-- begin Provided information --
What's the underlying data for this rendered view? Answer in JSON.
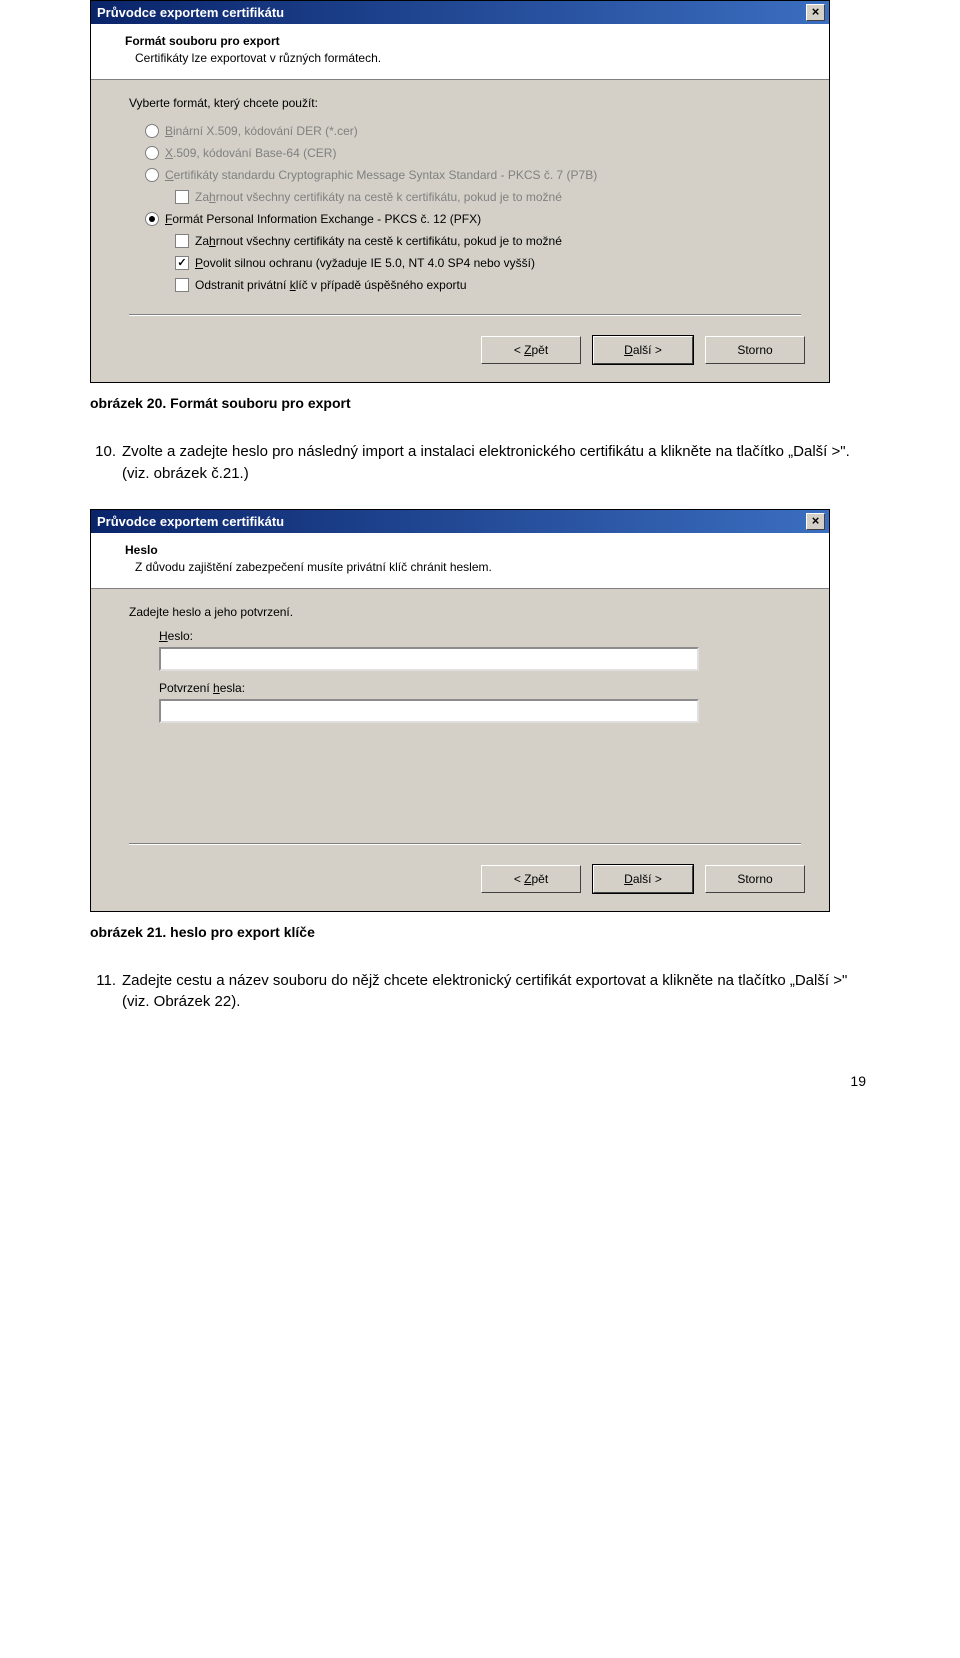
{
  "dialog1": {
    "title": "Průvodce exportem certifikátu",
    "header_title": "Formát souboru pro export",
    "header_sub": "Certifikáty lze exportovat v různých formátech.",
    "prompt": "Vyberte formát, který chcete použít:",
    "options": {
      "o1": {
        "pre": "B",
        "rest": "inární X.509, kódování DER (*.cer)"
      },
      "o2": {
        "pre": "X",
        "rest": ".509, kódování Base-64 (CER)"
      },
      "o3": {
        "pre": "C",
        "rest": "ertifikáty standardu Cryptographic Message Syntax Standard - PKCS č. 7 (P7B)"
      },
      "o3c": {
        "pre": "Za",
        "u": "h",
        "rest": "rnout všechny certifikáty na cestě k certifikátu, pokud je to možné"
      },
      "o4": {
        "pre": "F",
        "rest": "ormát Personal Information Exchange - PKCS č. 12 (PFX)"
      },
      "o4a": {
        "pre": "Za",
        "u": "h",
        "rest": "rnout všechny certifikáty na cestě k certifikátu, pokud je to možné"
      },
      "o4b": {
        "pre": "",
        "u": "P",
        "rest": "ovolit silnou ochranu (vyžaduje IE 5.0, NT 4.0 SP4 nebo vyšší)"
      },
      "o4c": {
        "pre": "Odstranit privátní ",
        "u": "k",
        "rest": "líč v případě úspěšného exportu"
      }
    },
    "buttons": {
      "back_pre": "< ",
      "back_u": "Z",
      "back_rest": "pět",
      "next_pre": "",
      "next_u": "D",
      "next_rest": "alší >",
      "cancel": "Storno"
    }
  },
  "caption1": "obrázek 20. Formát souboru pro export",
  "para1_num": "10.",
  "para1": "Zvolte a zadejte heslo pro následný import a instalaci elektronického certifikátu a klikněte na tlačítko „Další >\". (viz. obrázek č.21.)",
  "dialog2": {
    "title": "Průvodce exportem certifikátu",
    "header_title": "Heslo",
    "header_sub": "Z důvodu zajištění zabezpečení musíte privátní klíč chránit heslem.",
    "prompt": "Zadejte heslo a jeho potvrzení.",
    "label_pw_pre": "",
    "label_pw_u": "H",
    "label_pw_rest": "eslo:",
    "label_cpw_pre": "Potvrzení ",
    "label_cpw_u": "h",
    "label_cpw_rest": "esla:",
    "buttons": {
      "back_pre": "< ",
      "back_u": "Z",
      "back_rest": "pět",
      "next_pre": "",
      "next_u": "D",
      "next_rest": "alší >",
      "cancel": "Storno"
    }
  },
  "caption2": "obrázek 21. heslo pro export klíče",
  "para2_num": "11.",
  "para2": "Zadejte cestu a název souboru do nějž chcete elektronický certifikát exportovat a klikněte na tlačítko „Další >\" (viz. Obrázek 22).",
  "page_num": "19"
}
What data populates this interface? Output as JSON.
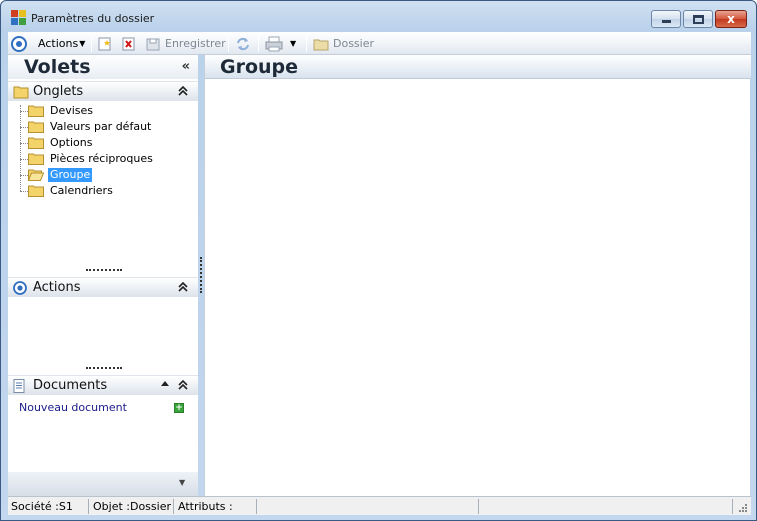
{
  "window": {
    "title": "Paramètres du dossier",
    "controls": {
      "minimize": "minimize",
      "maximize": "maximize",
      "close": "x"
    }
  },
  "toolbar": {
    "actions_label": "Actions",
    "save_label": "Enregistrer",
    "dossier_label": "Dossier"
  },
  "left_panel": {
    "title": "Volets",
    "collapse_symbol": "«",
    "onglets": {
      "label": "Onglets",
      "items": [
        {
          "label": "Devises",
          "selected": false
        },
        {
          "label": "Valeurs par défaut",
          "selected": false
        },
        {
          "label": "Options",
          "selected": false
        },
        {
          "label": "Pièces réciproques",
          "selected": false
        },
        {
          "label": "Groupe",
          "selected": true
        },
        {
          "label": "Calendriers",
          "selected": false
        }
      ]
    },
    "actions": {
      "label": "Actions"
    },
    "documents": {
      "label": "Documents",
      "new_document_link": "Nouveau document"
    }
  },
  "main": {
    "title": "Groupe"
  },
  "statusbar": {
    "societe": "Société :S1",
    "objet": "Objet :Dossier",
    "attributs": "Attributs :"
  },
  "colors": {
    "selection": "#3399ff",
    "link": "#1a1a8a",
    "close_button": "#c03a1f"
  }
}
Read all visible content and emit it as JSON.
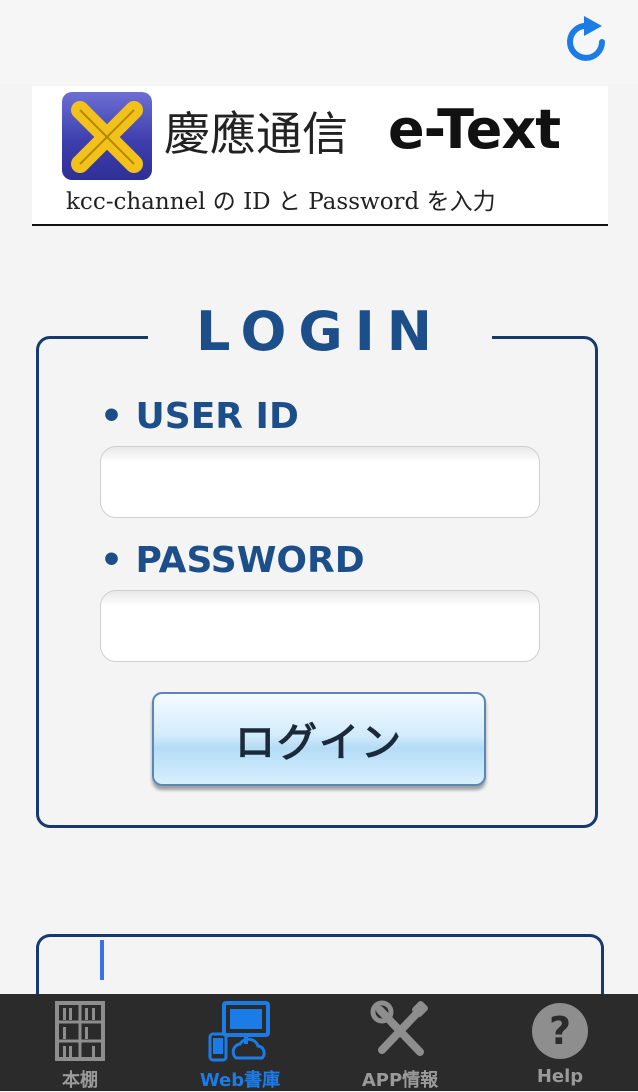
{
  "banner": {
    "title": "慶應通信",
    "brand": "e-Text",
    "subtitle": "kcc-channel の ID と Password を入力"
  },
  "login": {
    "heading": "LOGIN",
    "user_id_label": "• USER ID",
    "user_id_value": "",
    "password_label": "• PASSWORD",
    "password_value": "",
    "submit_label": "ログイン"
  },
  "tabs": [
    {
      "label": "本棚",
      "icon": "bookshelf-icon",
      "active": false
    },
    {
      "label": "Web書庫",
      "icon": "web-library-icon",
      "active": true
    },
    {
      "label": "APP情報",
      "icon": "tools-icon",
      "active": false
    },
    {
      "label": "Help",
      "icon": "help-icon",
      "active": false
    }
  ],
  "colors": {
    "accent": "#1c4e8a",
    "active_tab": "#1b7ce8",
    "tab_bar": "#2b2b2b",
    "refresh": "#1b7ce8"
  }
}
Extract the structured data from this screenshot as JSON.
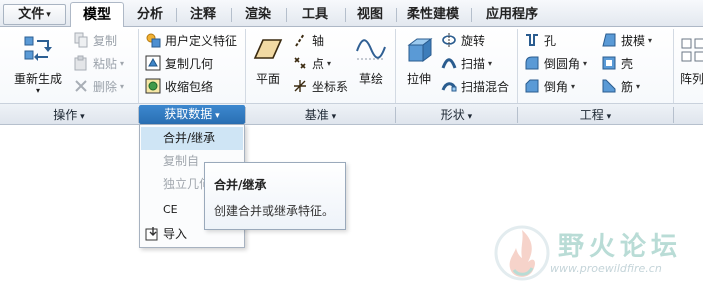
-- end Provided information --
What you have to do
Reproduce every entry exactly, but omit each picture.

Final answer
What's the underlying data for this rendered view? Answer in JSON.
{
  "dialog1": {
    "title": "Průvodce exportem certifikátu",
    "header_title": "Formát souboru pro export",
    "header_sub": "Certifikáty lze exportovat v různých formátech.",
    "prompt": "Vyberte formát, který chcete použít:",
    "options": {
      "o1": {
        "pre": "B",
        "rest": "inární X.509, kódování DER (*.cer)"
      },
      "o2": {
        "pre": "X",
        "rest": ".509, kódování Base-64 (CER)"
      },
      "o3": {
        "pre": "C",
        "rest": "ertifikáty standardu Cryptographic Message Syntax Standard - PKCS č. 7 (P7B)"
      },
      "o3c": {
        "pre": "Za",
        "u": "h",
        "rest": "rnout všechny certifikáty na cestě k certifikátu, pokud je to možné"
      },
      "o4": {
        "pre": "F",
        "rest": "ormát Personal Information Exchange - PKCS č. 12 (PFX)"
      },
      "o4a": {
        "pre": "Za",
        "u": "h",
        "rest": "rnout všechny certifikáty na cestě k certifikátu, pokud je to možné"
      },
      "o4b": {
        "pre": "",
        "u": "P",
        "rest": "ovolit silnou ochranu (vyžaduje IE 5.0, NT 4.0 SP4 nebo vyšší)"
      },
      "o4c": {
        "pre": "Odstranit privátní ",
        "u": "k",
        "rest": "líč v případě úspěšného exportu"
      }
    },
    "buttons": {
      "back_pre": "< ",
      "back_u": "Z",
      "back_rest": "pět",
      "next_pre": "",
      "next_u": "D",
      "next_rest": "alší >",
      "cancel": "Storno"
    }
  },
  "caption1": "obrázek 20. Formát souboru pro export",
  "para1_num": "10.",
  "para1": "Zvolte a zadejte heslo pro následný import a instalaci elektronického certifikátu a klikněte na tlačítko „Další >\". (viz. obrázek č.21.)",
  "dialog2": {
    "title": "Průvodce exportem certifikátu",
    "header_title": "Heslo",
    "header_sub": "Z důvodu zajištění zabezpečení musíte privátní klíč chránit heslem.",
    "prompt": "Zadejte heslo a jeho potvrzení.",
    "label_pw_pre": "",
    "label_pw_u": "H",
    "label_pw_rest": "eslo:",
    "label_cpw_pre": "Potvrzení ",
    "label_cpw_u": "h",
    "label_cpw_rest": "esla:",
    "buttons": {
      "back_pre": "< ",
      "back_u": "Z",
      "back_rest": "pět",
      "next_pre": "",
      "next_u": "D",
      "next_rest": "alší >",
      "cancel": "Storno"
    }
  },
  "caption2": "obrázek 21. heslo pro export klíče",
  "para2_num": "11.",
  "para2": "Zadejte cestu a název souboru do nějž chcete elektronický certifikát exportovat a klikněte na tlačítko „Další >\" (viz. Obrázek 22).",
  "page_num": "19"
}
What data populates this interface? Output as JSON.
{
  "window": {
    "title": "Paramètres du dossier",
    "controls": {
      "minimize": "minimize",
      "maximize": "maximize",
      "close": "x"
    }
  },
  "toolbar": {
    "actions_label": "Actions",
    "save_label": "Enregistrer",
    "dossier_label": "Dossier"
  },
  "left_panel": {
    "title": "Volets",
    "collapse_symbol": "«",
    "onglets": {
      "label": "Onglets",
      "items": [
        {
          "label": "Devises",
          "selected": false
        },
        {
          "label": "Valeurs par défaut",
          "selected": false
        },
        {
          "label": "Options",
          "selected": false
        },
        {
          "label": "Pièces réciproques",
          "selected": false
        },
        {
          "label": "Groupe",
          "selected": true
        },
        {
          "label": "Calendriers",
          "selected": false
        }
      ]
    },
    "actions": {
      "label": "Actions"
    },
    "documents": {
      "label": "Documents",
      "new_document_link": "Nouveau document"
    }
  },
  "main": {
    "title": "Groupe"
  },
  "statusbar": {
    "societe": "Société :S1",
    "objet": "Objet :Dossier",
    "attributs": "Attributs :"
  },
  "colors": {
    "selection": "#3399ff",
    "link": "#1a1a8a",
    "close_button": "#c03a1f"
  }
}
Read all visible content and emit it as JSON.
{
  "banner": {
    "title": "慶應通信",
    "brand": "e-Text",
    "subtitle": "kcc-channel の ID と Password を入力"
  },
  "login": {
    "heading": "LOGIN",
    "user_id_label": "• USER ID",
    "user_id_value": "",
    "password_label": "• PASSWORD",
    "password_value": "",
    "submit_label": "ログイン"
  },
  "tabs": [
    {
      "label": "本棚",
      "icon": "bookshelf-icon",
      "active": false
    },
    {
      "label": "Web書庫",
      "icon": "web-library-icon",
      "active": true
    },
    {
      "label": "APP情報",
      "icon": "tools-icon",
      "active": false
    },
    {
      "label": "Help",
      "icon": "help-icon",
      "active": false
    }
  ],
  "colors": {
    "accent": "#1c4e8a",
    "active_tab": "#1b7ce8",
    "tab_bar": "#2b2b2b",
    "refresh": "#1b7ce8"
  }
}
Extract the structured data from this screenshot as JSON.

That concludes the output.